Copy each line that has the string "muhimdir" somewhere in it.
:: Recorded information ::
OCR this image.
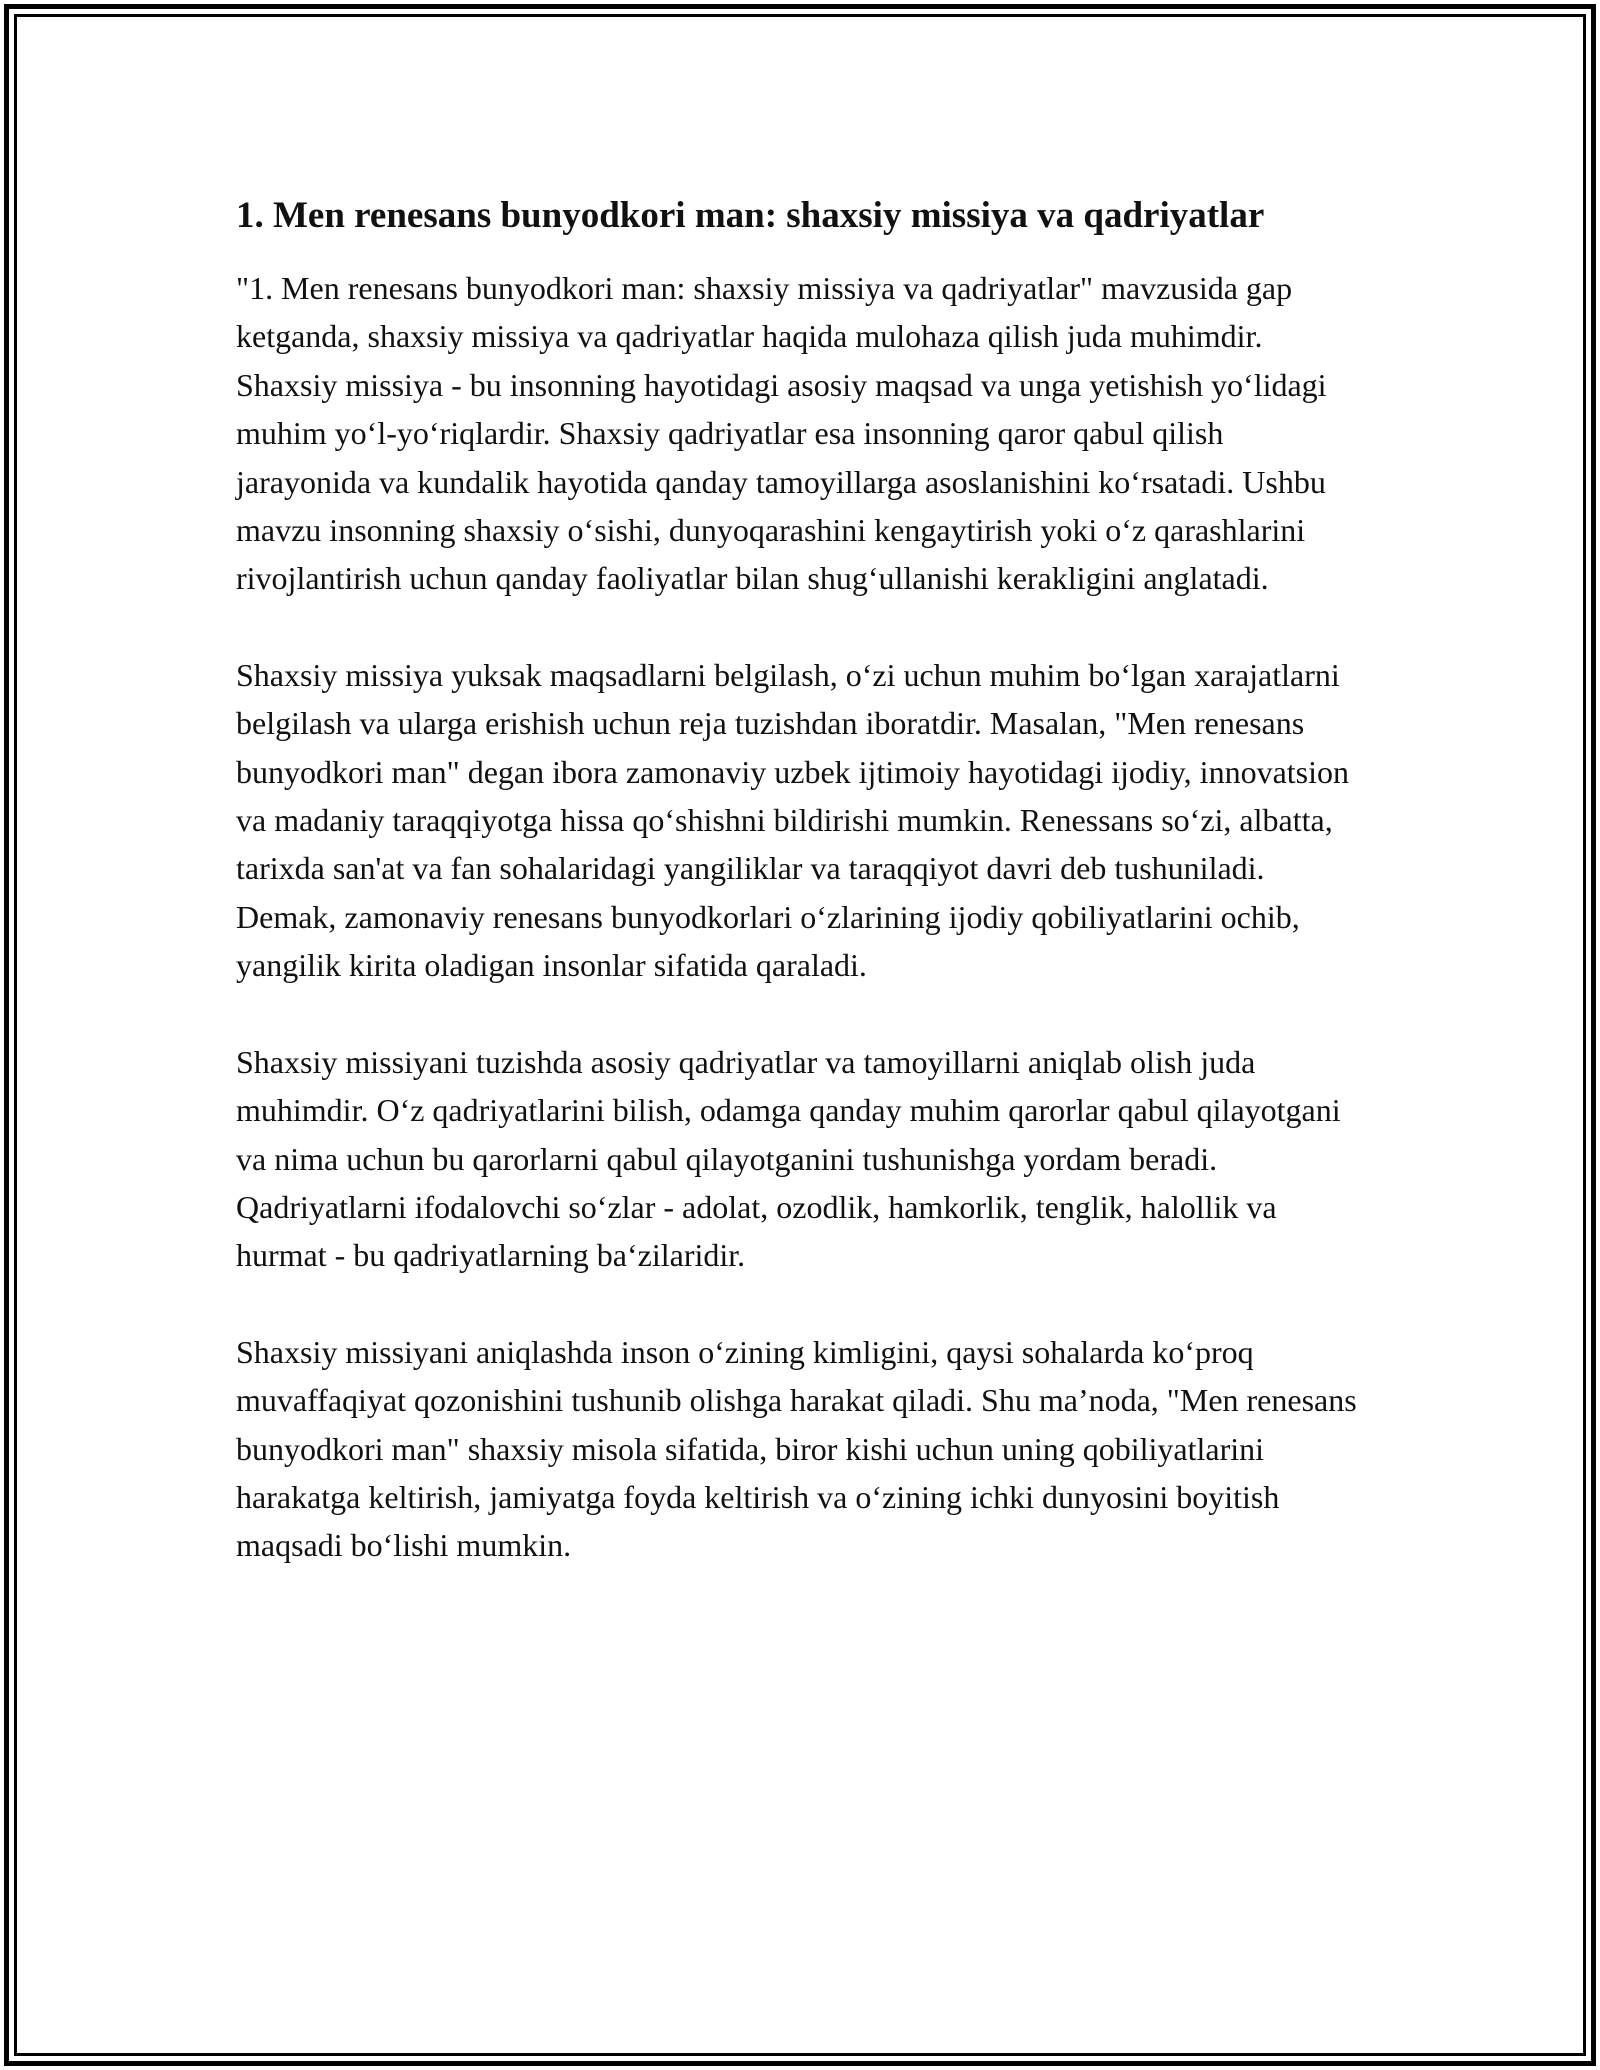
1. Men renesans bunyodkori man: shaxsiy missiya va qadriyatlar

"1. Men renesans bunyodkori man: shaxsiy missiya va qadriyatlar" mavzusida gap ketganda, shaxsiy missiya va qadriyatlar haqida mulohaza qilish juda muhimdir. Shaxsiy missiya - bu insonning hayotidagi asosiy maqsad va unga yetishish yo‘lidagi muhim yo‘l-yo‘riqlardir. Shaxsiy qadriyatlar esa insonning qaror qabul qilish jarayonida va kundalik hayotida qanday tamoyillarga asoslanishini ko‘rsatadi. Ushbu mavzu insonning shaxsiy o‘sishi, dunyoqarashini kengaytirish yoki o‘z qarashlarini rivojlantirish uchun qanday faoliyatlar bilan shug‘ullanishi kerakligini anglatadi.

Shaxsiy missiya yuksak maqsadlarni belgilash, o‘zi uchun muhim bo‘lgan xarajatlarni belgilash va ularga erishish uchun reja tuzishdan iboratdir. Masalan, "Men renesans bunyodkori man" degan ibora zamonaviy uzbek ijtimoiy hayotidagi ijodiy, innovatsion va madaniy taraqqiyotga hissa qo‘shishni bildirishi mumkin. Renessans so‘zi, albatta, tarixda san'at va fan sohalaridagi yangiliklar va taraqqiyot davri deb tushuniladi. Demak, zamonaviy renesans bunyodkorlari o‘zlarining ijodiy qobiliyatlarini ochib, yangilik kirita oladigan insonlar sifatida qaraladi.

Shaxsiy missiyani tuzishda asosiy qadriyatlar va tamoyillarni aniqlab olish juda muhimdir. O‘z qadriyatlarini bilish, odamga qanday muhim qarorlar qabul qilayotgani va nima uchun bu qarorlarni qabul qilayotganini tushunishga yordam beradi. Qadriyatlarni ifodalovchi so‘zlar - adolat, ozodlik, hamkorlik, tenglik, halollik va hurmat - bu qadriyatlarning ba‘zilaridir.

Shaxsiy missiyani aniqlashda inson o‘zining kimligini, qaysi sohalarda ko‘proq muvaffaqiyat qozonishini tushunib olishga harakat qiladi. Shu ma’noda, "Men renesans bunyodkori man" shaxsiy misola sifatida, biror kishi uchun uning qobiliyatlarini harakatga keltirish, jamiyatga foyda keltirish va o‘zining ichki dunyosini boyitish maqsadi bo‘lishi mumkin.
:::
» **Finished task**
"1. Men renesans bunyodkori man: shaxsiy missiya va qadriyatlar" mavzusida gap ketganda, shaxsiy missiya va qadriyatlar haqida mulohaza qilish juda muhimdir. Shaxsiy missiya - bu insonning hayotidagi asosiy maqsad va unga yetishish yo‘lidagi muhim yo‘l-yo‘riqlardir. Shaxsiy qadriyatlar esa insonning qaror qabul qilish jarayonida va kundalik hayotida qanday tamoyillarga asoslanishini ko‘rsatadi. Ushbu mavzu insonning shaxsiy o‘sishi, dunyoqarashini kengaytirish yoki o‘z qarashlarini rivojlantirish uchun qanday faoliyatlar bilan shug‘ullanishi kerakligini anglatadi.
Shaxsiy missiyani tuzishda asosiy qadriyatlar va tamoyillarni aniqlab olish juda muhimdir. O‘z qadriyatlarini bilish, odamga qanday muhim qarorlar qabul qilayotgani va nima uchun bu qarorlarni qabul qilayotganini tushunishga yordam beradi. Qadriyatlarni ifodalovchi so‘zlar - adolat, ozodlik, hamkorlik, tenglik, halollik va hurmat - bu qadriyatlarning ba‘zilaridir.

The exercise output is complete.